Task goal: Transcribe all the entries word for word, skipping the pictures.
---------------
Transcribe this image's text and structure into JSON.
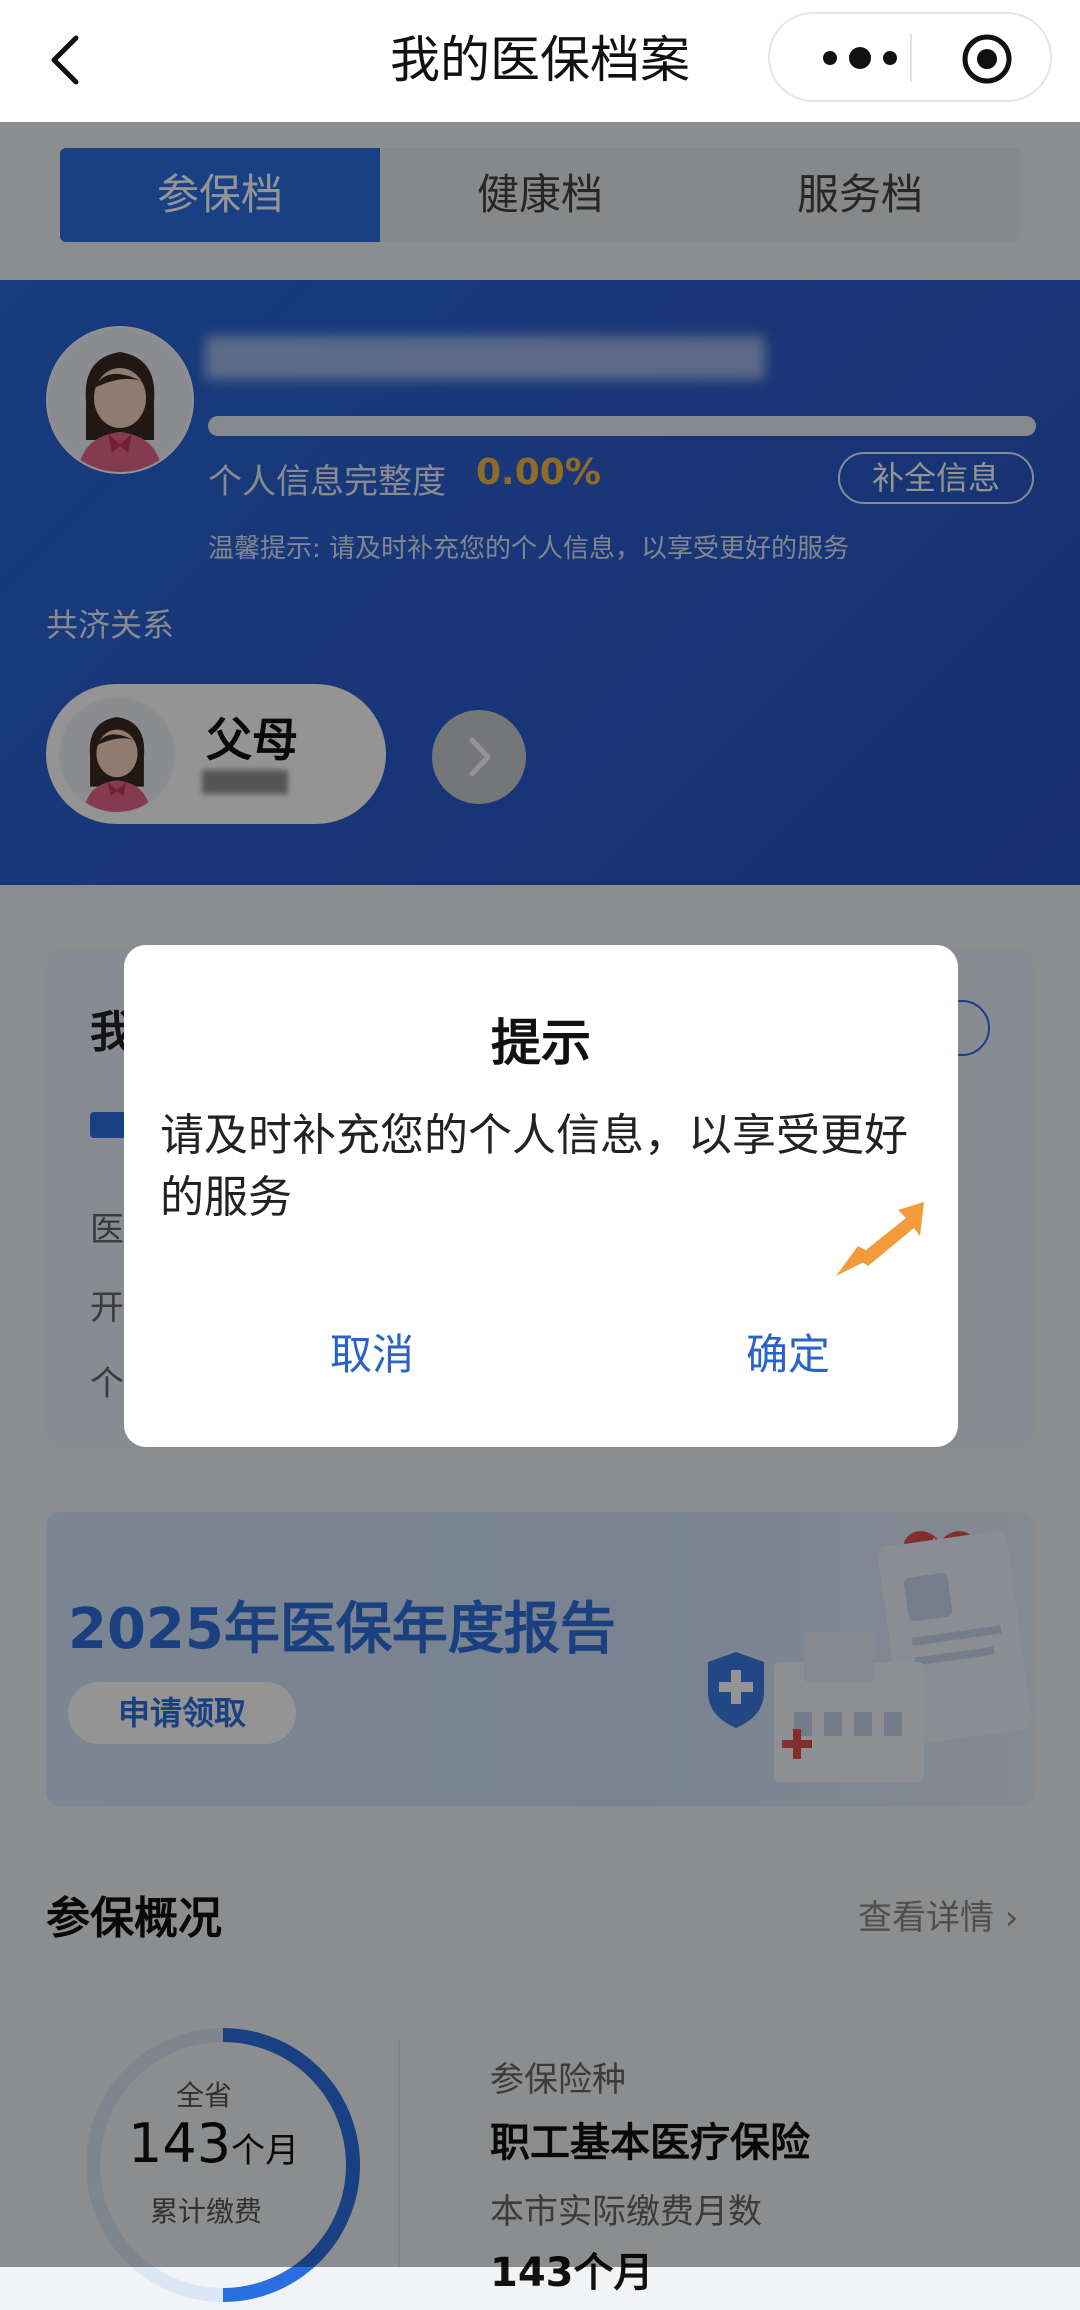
{
  "nav": {
    "title": "我的医保档案"
  },
  "tabs": [
    {
      "label": "参保档"
    },
    {
      "label": "健康档"
    },
    {
      "label": "服务档"
    }
  ],
  "profile": {
    "completeness_label": "个人信息完整度",
    "completeness_value": "0.00%",
    "fill_button": "补全信息",
    "tip": "温馨提示: 请及时补充您的个人信息，以享受更好的服务"
  },
  "mutual_aid": {
    "label": "共济关系",
    "member": "父母"
  },
  "my_card": {
    "title": "我",
    "lines": [
      "医",
      "开",
      "个"
    ]
  },
  "banner": {
    "title": "2025年医保年度报告",
    "button": "申请领取"
  },
  "summary": {
    "title": "参保概况",
    "more": "查看详情 ›",
    "ring_top": "全省",
    "ring_number": "143",
    "ring_unit": "个月",
    "ring_bottom": "累计缴费",
    "insurance_label": "参保险种",
    "insurance_value": "职工基本医疗保险",
    "pay_label": "本市实际缴费月数",
    "pay_value": "143个月"
  },
  "dialog": {
    "title": "提示",
    "content": "请及时补充您的个人信息，以享受更好的服务",
    "cancel": "取消",
    "confirm": "确定"
  },
  "colors": {
    "primary": "#2a6fe0",
    "hero": "#2b5fcf",
    "accent": "#f7b844",
    "dialog_button": "#2a62c8",
    "pointer_arrow": "#f39a3b"
  }
}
---------------
Answer to the task:
Transcribe this image's text and structure into JSON.
{
  "nav": {
    "title": "我的医保档案"
  },
  "tabs": [
    {
      "label": "参保档"
    },
    {
      "label": "健康档"
    },
    {
      "label": "服务档"
    }
  ],
  "profile": {
    "completeness_label": "个人信息完整度",
    "completeness_value": "0.00%",
    "fill_button": "补全信息",
    "tip": "温馨提示: 请及时补充您的个人信息，以享受更好的服务"
  },
  "mutual_aid": {
    "label": "共济关系",
    "member": "父母"
  },
  "my_card": {
    "title": "我",
    "lines": [
      "医",
      "开",
      "个"
    ]
  },
  "banner": {
    "title": "2025年医保年度报告",
    "button": "申请领取"
  },
  "summary": {
    "title": "参保概况",
    "more": "查看详情 ›",
    "ring_top": "全省",
    "ring_number": "143",
    "ring_unit": "个月",
    "ring_bottom": "累计缴费",
    "insurance_label": "参保险种",
    "insurance_value": "职工基本医疗保险",
    "pay_label": "本市实际缴费月数",
    "pay_value": "143个月"
  },
  "dialog": {
    "title": "提示",
    "content": "请及时补充您的个人信息，以享受更好的服务",
    "cancel": "取消",
    "confirm": "确定"
  },
  "colors": {
    "primary": "#2a6fe0",
    "hero": "#2b5fcf",
    "accent": "#f7b844",
    "dialog_button": "#2a62c8",
    "pointer_arrow": "#f39a3b"
  }
}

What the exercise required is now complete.